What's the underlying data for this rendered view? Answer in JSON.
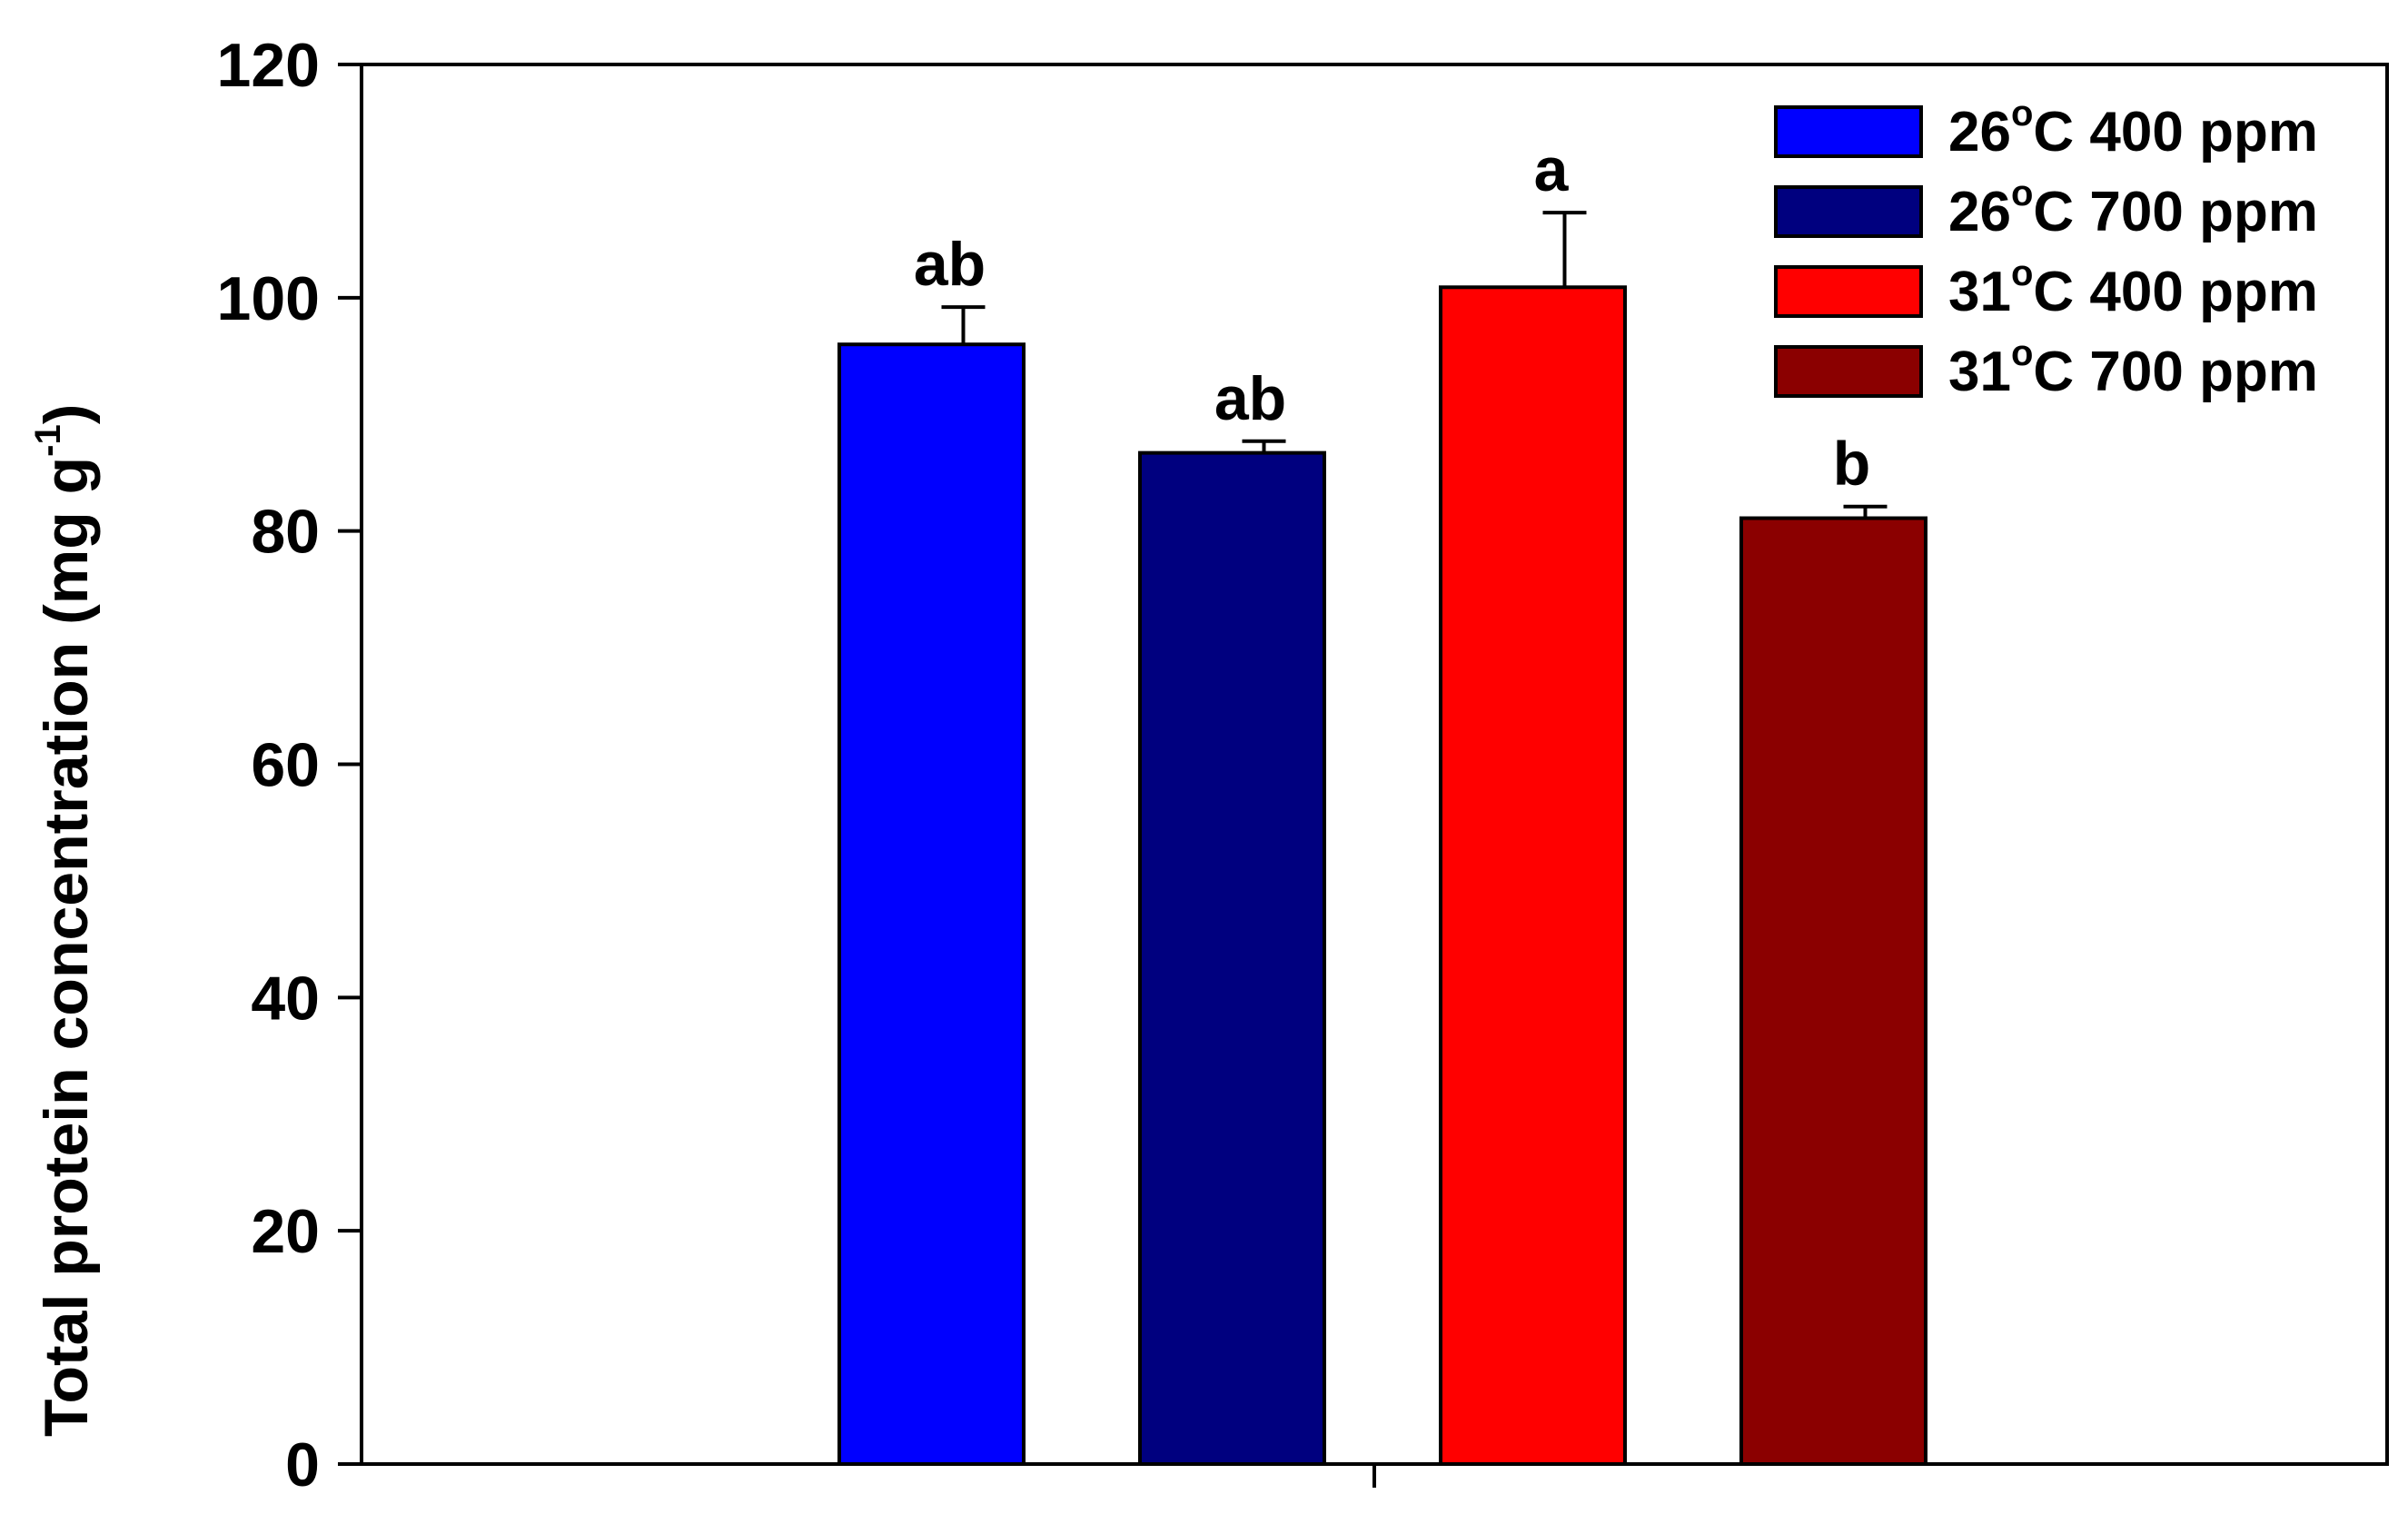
{
  "chart_data": {
    "type": "bar",
    "title": "",
    "xlabel": "",
    "ylabel": "Total protein concentration (mg g",
    "ylabel_superscript": "-1",
    "ylabel_close": ")",
    "ylim": [
      0,
      120
    ],
    "yticks": [
      "0",
      "20",
      "40",
      "60",
      "80",
      "100",
      "120"
    ],
    "grid": false,
    "legend_position": "top-right",
    "series": [
      {
        "name": "26",
        "name_sup": "o",
        "name_rest": "C 400 ppm",
        "value": 96,
        "error": 3.2,
        "color": "#0000FF",
        "significance": "ab"
      },
      {
        "name": "26",
        "name_sup": "o",
        "name_rest": "C 700 ppm",
        "value": 86.7,
        "error": 1.0,
        "color": "#00007F",
        "significance": "ab"
      },
      {
        "name": "31",
        "name_sup": "o",
        "name_rest": "C 400 ppm",
        "value": 100.9,
        "error": 6.4,
        "color": "#FF0000",
        "significance": "a"
      },
      {
        "name": "31",
        "name_sup": "o",
        "name_rest": "C 700 ppm",
        "value": 81.1,
        "error": 1.0,
        "color": "#8B0000",
        "significance": "b"
      }
    ]
  }
}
•••••
Wherever the string "value" occurs in the data, copy the line that holds it.

        "value": 96,
        "value": 86.7,
        "value": 100.9,
        "value": 81.1,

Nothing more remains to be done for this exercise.